> [Problem to work on]:
Write out the whole listing word for word.

▼▼▼

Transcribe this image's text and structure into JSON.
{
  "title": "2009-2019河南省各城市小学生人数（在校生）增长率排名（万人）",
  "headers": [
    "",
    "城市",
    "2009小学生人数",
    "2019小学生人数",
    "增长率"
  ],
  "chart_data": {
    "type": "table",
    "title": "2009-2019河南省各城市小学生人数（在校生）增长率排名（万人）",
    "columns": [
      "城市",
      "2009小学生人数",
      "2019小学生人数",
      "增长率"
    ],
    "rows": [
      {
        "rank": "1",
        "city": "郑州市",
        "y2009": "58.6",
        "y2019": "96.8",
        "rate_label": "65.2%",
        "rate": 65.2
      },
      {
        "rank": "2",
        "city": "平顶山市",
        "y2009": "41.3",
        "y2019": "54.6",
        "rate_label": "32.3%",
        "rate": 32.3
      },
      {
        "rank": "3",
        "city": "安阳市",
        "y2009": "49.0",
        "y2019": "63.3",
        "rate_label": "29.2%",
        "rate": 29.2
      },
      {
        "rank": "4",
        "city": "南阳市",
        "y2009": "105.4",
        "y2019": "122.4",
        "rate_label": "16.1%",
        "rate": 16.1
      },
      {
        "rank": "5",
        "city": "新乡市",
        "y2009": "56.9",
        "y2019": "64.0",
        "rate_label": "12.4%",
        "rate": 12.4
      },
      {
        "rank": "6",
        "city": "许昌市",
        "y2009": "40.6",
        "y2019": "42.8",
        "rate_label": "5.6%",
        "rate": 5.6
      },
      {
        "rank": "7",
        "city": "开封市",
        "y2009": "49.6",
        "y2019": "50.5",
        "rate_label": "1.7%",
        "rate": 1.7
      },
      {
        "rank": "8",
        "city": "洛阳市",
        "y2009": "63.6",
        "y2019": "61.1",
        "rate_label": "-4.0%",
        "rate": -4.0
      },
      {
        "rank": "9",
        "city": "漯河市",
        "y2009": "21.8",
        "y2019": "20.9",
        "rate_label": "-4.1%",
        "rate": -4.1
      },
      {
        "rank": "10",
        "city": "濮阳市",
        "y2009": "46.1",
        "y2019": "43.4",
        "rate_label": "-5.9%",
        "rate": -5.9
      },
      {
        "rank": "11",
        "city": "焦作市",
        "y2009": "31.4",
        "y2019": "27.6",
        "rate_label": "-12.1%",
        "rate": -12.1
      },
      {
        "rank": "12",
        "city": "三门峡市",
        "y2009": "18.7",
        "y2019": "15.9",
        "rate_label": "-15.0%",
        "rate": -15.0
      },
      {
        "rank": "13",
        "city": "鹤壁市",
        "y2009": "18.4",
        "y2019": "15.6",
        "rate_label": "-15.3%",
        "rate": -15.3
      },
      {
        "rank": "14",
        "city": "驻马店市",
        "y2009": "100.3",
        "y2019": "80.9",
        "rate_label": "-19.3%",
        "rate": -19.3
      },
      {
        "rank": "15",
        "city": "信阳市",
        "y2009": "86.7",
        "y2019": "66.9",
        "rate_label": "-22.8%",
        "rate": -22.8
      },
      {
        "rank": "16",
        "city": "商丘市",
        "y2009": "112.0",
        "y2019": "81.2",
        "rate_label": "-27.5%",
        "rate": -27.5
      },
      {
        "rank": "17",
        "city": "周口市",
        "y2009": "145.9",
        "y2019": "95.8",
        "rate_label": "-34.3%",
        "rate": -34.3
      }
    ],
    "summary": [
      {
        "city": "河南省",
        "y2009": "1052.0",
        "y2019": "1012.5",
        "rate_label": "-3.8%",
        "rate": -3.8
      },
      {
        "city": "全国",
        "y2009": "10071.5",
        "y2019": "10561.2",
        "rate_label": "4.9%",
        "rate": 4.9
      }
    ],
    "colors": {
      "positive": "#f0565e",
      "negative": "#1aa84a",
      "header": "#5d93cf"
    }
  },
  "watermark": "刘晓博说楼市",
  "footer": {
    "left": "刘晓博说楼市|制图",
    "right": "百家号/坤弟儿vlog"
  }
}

▲▲▲

> [Output of the task]:
Transcribe this image's text and structure into JSON.
{
  "title": "2009-2019河南省各城市小学生人数（在校生）增长率排名（万人）",
  "headers": [
    "",
    "城市",
    "2009小学生人数",
    "2019小学生人数",
    "增长率"
  ],
  "chart_data": {
    "type": "table",
    "title": "2009-2019河南省各城市小学生人数（在校生）增长率排名（万人）",
    "columns": [
      "城市",
      "2009小学生人数",
      "2019小学生人数",
      "增长率"
    ],
    "rows": [
      {
        "rank": "1",
        "city": "郑州市",
        "y2009": "58.6",
        "y2019": "96.8",
        "rate_label": "65.2%",
        "rate": 65.2
      },
      {
        "rank": "2",
        "city": "平顶山市",
        "y2009": "41.3",
        "y2019": "54.6",
        "rate_label": "32.3%",
        "rate": 32.3
      },
      {
        "rank": "3",
        "city": "安阳市",
        "y2009": "49.0",
        "y2019": "63.3",
        "rate_label": "29.2%",
        "rate": 29.2
      },
      {
        "rank": "4",
        "city": "南阳市",
        "y2009": "105.4",
        "y2019": "122.4",
        "rate_label": "16.1%",
        "rate": 16.1
      },
      {
        "rank": "5",
        "city": "新乡市",
        "y2009": "56.9",
        "y2019": "64.0",
        "rate_label": "12.4%",
        "rate": 12.4
      },
      {
        "rank": "6",
        "city": "许昌市",
        "y2009": "40.6",
        "y2019": "42.8",
        "rate_label": "5.6%",
        "rate": 5.6
      },
      {
        "rank": "7",
        "city": "开封市",
        "y2009": "49.6",
        "y2019": "50.5",
        "rate_label": "1.7%",
        "rate": 1.7
      },
      {
        "rank": "8",
        "city": "洛阳市",
        "y2009": "63.6",
        "y2019": "61.1",
        "rate_label": "-4.0%",
        "rate": -4.0
      },
      {
        "rank": "9",
        "city": "漯河市",
        "y2009": "21.8",
        "y2019": "20.9",
        "rate_label": "-4.1%",
        "rate": -4.1
      },
      {
        "rank": "10",
        "city": "濮阳市",
        "y2009": "46.1",
        "y2019": "43.4",
        "rate_label": "-5.9%",
        "rate": -5.9
      },
      {
        "rank": "11",
        "city": "焦作市",
        "y2009": "31.4",
        "y2019": "27.6",
        "rate_label": "-12.1%",
        "rate": -12.1
      },
      {
        "rank": "12",
        "city": "三门峡市",
        "y2009": "18.7",
        "y2019": "15.9",
        "rate_label": "-15.0%",
        "rate": -15.0
      },
      {
        "rank": "13",
        "city": "鹤壁市",
        "y2009": "18.4",
        "y2019": "15.6",
        "rate_label": "-15.3%",
        "rate": -15.3
      },
      {
        "rank": "14",
        "city": "驻马店市",
        "y2009": "100.3",
        "y2019": "80.9",
        "rate_label": "-19.3%",
        "rate": -19.3
      },
      {
        "rank": "15",
        "city": "信阳市",
        "y2009": "86.7",
        "y2019": "66.9",
        "rate_label": "-22.8%",
        "rate": -22.8
      },
      {
        "rank": "16",
        "city": "商丘市",
        "y2009": "112.0",
        "y2019": "81.2",
        "rate_label": "-27.5%",
        "rate": -27.5
      },
      {
        "rank": "17",
        "city": "周口市",
        "y2009": "145.9",
        "y2019": "95.8",
        "rate_label": "-34.3%",
        "rate": -34.3
      }
    ],
    "summary": [
      {
        "city": "河南省",
        "y2009": "1052.0",
        "y2019": "1012.5",
        "rate_label": "-3.8%",
        "rate": -3.8
      },
      {
        "city": "全国",
        "y2009": "10071.5",
        "y2019": "10561.2",
        "rate_label": "4.9%",
        "rate": 4.9
      }
    ],
    "colors": {
      "positive": "#f0565e",
      "negative": "#1aa84a",
      "header": "#5d93cf"
    }
  },
  "watermark": "刘晓博说楼市",
  "footer": {
    "left": "刘晓博说楼市|制图",
    "right": "百家号/坤弟儿vlog"
  }
}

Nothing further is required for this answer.